-------- MATERIAL TO PROCESS

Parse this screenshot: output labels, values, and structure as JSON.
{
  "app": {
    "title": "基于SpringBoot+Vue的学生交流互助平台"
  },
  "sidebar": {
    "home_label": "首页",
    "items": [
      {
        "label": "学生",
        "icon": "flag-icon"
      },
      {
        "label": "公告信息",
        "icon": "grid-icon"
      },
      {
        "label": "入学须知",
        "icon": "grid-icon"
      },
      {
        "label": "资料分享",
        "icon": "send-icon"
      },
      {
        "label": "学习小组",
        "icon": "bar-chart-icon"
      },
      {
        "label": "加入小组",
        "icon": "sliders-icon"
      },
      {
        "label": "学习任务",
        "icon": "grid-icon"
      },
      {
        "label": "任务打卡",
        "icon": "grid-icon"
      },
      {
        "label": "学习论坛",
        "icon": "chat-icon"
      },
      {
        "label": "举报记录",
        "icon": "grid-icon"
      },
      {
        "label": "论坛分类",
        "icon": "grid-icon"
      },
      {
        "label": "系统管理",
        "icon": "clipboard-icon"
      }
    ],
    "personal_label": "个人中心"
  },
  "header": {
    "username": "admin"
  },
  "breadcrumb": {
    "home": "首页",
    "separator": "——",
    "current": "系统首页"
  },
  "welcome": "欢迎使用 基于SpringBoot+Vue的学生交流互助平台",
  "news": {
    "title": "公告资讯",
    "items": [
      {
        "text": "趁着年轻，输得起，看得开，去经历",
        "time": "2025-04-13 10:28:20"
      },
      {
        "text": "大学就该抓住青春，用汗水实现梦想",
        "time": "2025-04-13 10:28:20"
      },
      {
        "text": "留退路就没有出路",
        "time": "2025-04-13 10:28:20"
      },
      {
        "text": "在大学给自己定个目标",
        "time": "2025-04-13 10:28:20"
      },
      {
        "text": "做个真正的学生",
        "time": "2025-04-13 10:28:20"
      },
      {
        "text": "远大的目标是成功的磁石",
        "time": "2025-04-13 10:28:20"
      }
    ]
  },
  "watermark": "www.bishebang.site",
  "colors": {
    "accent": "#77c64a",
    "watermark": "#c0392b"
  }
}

----------------

TASK OBJECTIVE »
Extract, word for word, each line of the listing above.

PROBLEM SOLUTION »
Parse this screenshot: output labels, values, and structure as JSON.
{
  "app": {
    "title": "基于SpringBoot+Vue的学生交流互助平台"
  },
  "sidebar": {
    "home_label": "首页",
    "items": [
      {
        "label": "学生",
        "icon": "flag-icon"
      },
      {
        "label": "公告信息",
        "icon": "grid-icon"
      },
      {
        "label": "入学须知",
        "icon": "grid-icon"
      },
      {
        "label": "资料分享",
        "icon": "send-icon"
      },
      {
        "label": "学习小组",
        "icon": "bar-chart-icon"
      },
      {
        "label": "加入小组",
        "icon": "sliders-icon"
      },
      {
        "label": "学习任务",
        "icon": "grid-icon"
      },
      {
        "label": "任务打卡",
        "icon": "grid-icon"
      },
      {
        "label": "学习论坛",
        "icon": "chat-icon"
      },
      {
        "label": "举报记录",
        "icon": "grid-icon"
      },
      {
        "label": "论坛分类",
        "icon": "grid-icon"
      },
      {
        "label": "系统管理",
        "icon": "clipboard-icon"
      }
    ],
    "personal_label": "个人中心"
  },
  "header": {
    "username": "admin"
  },
  "breadcrumb": {
    "home": "首页",
    "separator": "——",
    "current": "系统首页"
  },
  "welcome": "欢迎使用 基于SpringBoot+Vue的学生交流互助平台",
  "news": {
    "title": "公告资讯",
    "items": [
      {
        "text": "趁着年轻，输得起，看得开，去经历",
        "time": "2025-04-13 10:28:20"
      },
      {
        "text": "大学就该抓住青春，用汗水实现梦想",
        "time": "2025-04-13 10:28:20"
      },
      {
        "text": "留退路就没有出路",
        "time": "2025-04-13 10:28:20"
      },
      {
        "text": "在大学给自己定个目标",
        "time": "2025-04-13 10:28:20"
      },
      {
        "text": "做个真正的学生",
        "time": "2025-04-13 10:28:20"
      },
      {
        "text": "远大的目标是成功的磁石",
        "time": "2025-04-13 10:28:20"
      }
    ]
  },
  "watermark": "www.bishebang.site",
  "colors": {
    "accent": "#77c64a",
    "watermark": "#c0392b"
  }
}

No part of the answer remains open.